THE REQUEST
Identify every line in the listing below that contains the string "positioning", and copy each such line. Matching is case-sensitive.

STORED DATA

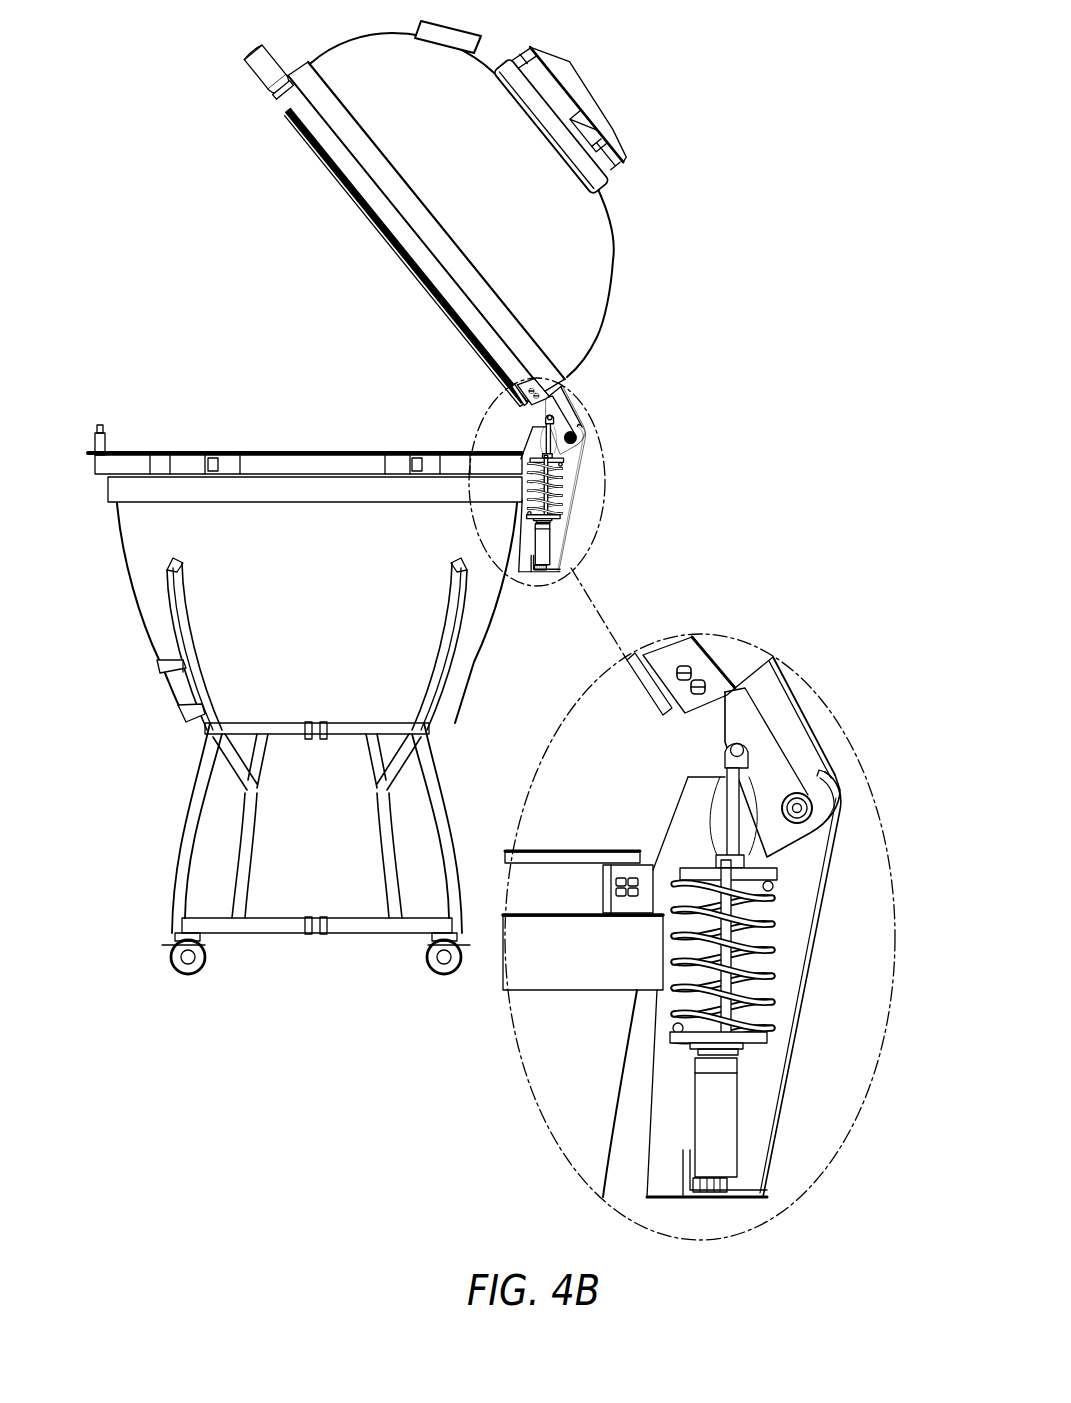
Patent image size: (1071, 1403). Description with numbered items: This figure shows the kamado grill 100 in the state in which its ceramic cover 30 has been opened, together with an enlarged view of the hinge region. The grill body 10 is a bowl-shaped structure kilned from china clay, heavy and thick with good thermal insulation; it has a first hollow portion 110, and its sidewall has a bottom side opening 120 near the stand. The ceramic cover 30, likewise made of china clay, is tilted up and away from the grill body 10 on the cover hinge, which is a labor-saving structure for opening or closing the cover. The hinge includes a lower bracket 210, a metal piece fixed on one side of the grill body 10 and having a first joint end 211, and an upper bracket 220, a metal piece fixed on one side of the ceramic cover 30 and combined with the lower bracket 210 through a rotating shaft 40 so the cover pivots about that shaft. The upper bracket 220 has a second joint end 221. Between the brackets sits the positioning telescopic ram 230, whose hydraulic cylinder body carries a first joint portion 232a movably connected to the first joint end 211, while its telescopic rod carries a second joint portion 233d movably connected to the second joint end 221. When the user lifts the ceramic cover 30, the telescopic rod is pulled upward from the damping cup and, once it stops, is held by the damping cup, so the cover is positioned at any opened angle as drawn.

The kamado grill 100 is at (707, 21).
The grill body 10 is at (130, 548).
The ceramic cover 30 is at (594, 243).
The rotating shaft 40 is at (583, 440).
The first hollow portion 110 is at (270, 434).
The bottom side opening 120 is at (176, 690).
The lower bracket 210 is at (577, 482).
The first joint end 211 is at (722, 1200).
The upper bracket 220 is at (563, 417).
The second joint end 221 is at (748, 725).
The positioning telescopic ram 230 is at (557, 513).
The first joint portion 232a is at (730, 1182).
The second joint portion 233d is at (748, 750).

OUTPUT
Patent image size: (1071, 1403). Description with numbered items: This figure shows the kamado grill 100 in the state in which its ceramic cover 30 has been opened, together with an enlarged view of the hinge region. The grill body 10 is a bowl-shaped structure kilned from china clay, heavy and thick with good thermal insulation; it has a first hollow portion 110, and its sidewall has a bottom side opening 120 near the stand. The ceramic cover 30, likewise made of china clay, is tilted up and away from the grill body 10 on the cover hinge, which is a labor-saving structure for opening or closing the cover. The hinge includes a lower bracket 210, a metal piece fixed on one side of the grill body 10 and having a first joint end 211, and an upper bracket 220, a metal piece fixed on one side of the ceramic cover 30 and combined with the lower bracket 210 through a rotating shaft 40 so the cover pivots about that shaft. The upper bracket 220 has a second joint end 221. Between the brackets sits the positioning telescopic ram 230, whose hydraulic cylinder body carries a first joint portion 232a movably connected to the first joint end 211, while its telescopic rod carries a second joint portion 233d movably connected to the second joint end 221. When the user lifts the ceramic cover 30, the telescopic rod is pulled upward from the damping cup and, once it stops, is held by the damping cup, so the cover is positioned at any opened angle as drawn.
The positioning telescopic ram 230 is at (557, 513).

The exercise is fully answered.